**Exercise aim:** Reproduce the records below exactly as they appear.

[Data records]

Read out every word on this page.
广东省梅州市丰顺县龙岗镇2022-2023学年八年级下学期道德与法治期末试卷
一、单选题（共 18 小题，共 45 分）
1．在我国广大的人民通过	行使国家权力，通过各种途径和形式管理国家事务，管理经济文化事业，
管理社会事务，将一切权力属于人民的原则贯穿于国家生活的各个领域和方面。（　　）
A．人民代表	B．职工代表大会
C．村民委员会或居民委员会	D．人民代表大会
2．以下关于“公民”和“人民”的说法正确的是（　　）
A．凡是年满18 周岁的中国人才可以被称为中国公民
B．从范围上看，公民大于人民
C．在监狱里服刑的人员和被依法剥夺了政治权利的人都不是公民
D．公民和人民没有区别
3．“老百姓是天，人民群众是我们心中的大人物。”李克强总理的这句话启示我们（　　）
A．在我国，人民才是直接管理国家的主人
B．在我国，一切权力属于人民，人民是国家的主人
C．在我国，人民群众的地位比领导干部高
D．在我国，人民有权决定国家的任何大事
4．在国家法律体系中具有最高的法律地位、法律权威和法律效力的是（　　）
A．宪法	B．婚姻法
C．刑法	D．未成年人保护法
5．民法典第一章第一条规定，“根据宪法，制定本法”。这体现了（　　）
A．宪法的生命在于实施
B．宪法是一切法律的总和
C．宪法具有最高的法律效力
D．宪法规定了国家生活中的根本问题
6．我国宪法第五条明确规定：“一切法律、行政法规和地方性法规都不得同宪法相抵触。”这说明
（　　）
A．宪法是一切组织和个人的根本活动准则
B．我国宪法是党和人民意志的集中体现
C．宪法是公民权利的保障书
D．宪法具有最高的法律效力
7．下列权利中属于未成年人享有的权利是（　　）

**Finished exercise:**
Read out every word on this page.
广东省梅州市丰顺县龙岗镇2022-2023学年八年级下学期道德与法治期末试卷
一、单选题（共 18 小题，共 45 分）
1．在我国广大的人民通过	行使国家权力，通过各种途径和形式管理国家事务，管理经济文化事业，
管理社会事务，将一切权力属于人民的原则贯穿于国家生活的各个领域和方面。（　　）
A．人民代表	B．职工代表大会
C．村民委员会或居民委员会	D．人民代表大会
2．以下关于“公民”和“人民”的说法正确的是（　　）
A．凡是年满18 周岁的中国人才可以被称为中国公民
B．从范围上看，公民大于人民
C．在监狱里服刑的人员和被依法剥夺了政治权利的人都不是公民
D．公民和人民没有区别
3．“老百姓是天，人民群众是我们心中的大人物。”李克强总理的这句话启示我们（　　）
A．在我国，人民才是直接管理国家的主人
B．在我国，一切权力属于人民，人民是国家的主人
C．在我国，人民群众的地位比领导干部高
D．在我国，人民有权决定国家的任何大事
4．在国家法律体系中具有最高的法律地位、法律权威和法律效力的是（　　）
A．宪法	B．婚姻法
C．刑法	D．未成年人保护法
5．民法典第一章第一条规定，“根据宪法，制定本法”。这体现了（　　）
A．宪法的生命在于实施
B．宪法是一切法律的总和
C．宪法具有最高的法律效力
D．宪法规定了国家生活中的根本问题
6．我国宪法第五条明确规定：“一切法律、行政法规和地方性法规都不得同宪法相抵触。”这说明
（　　）
A．宪法是一切组织和个人的根本活动准则
B．我国宪法是党和人民意志的集中体现
C．宪法是公民权利的保障书
D．宪法具有最高的法律效力
7．下列权利中属于未成年人享有的权利是（　　）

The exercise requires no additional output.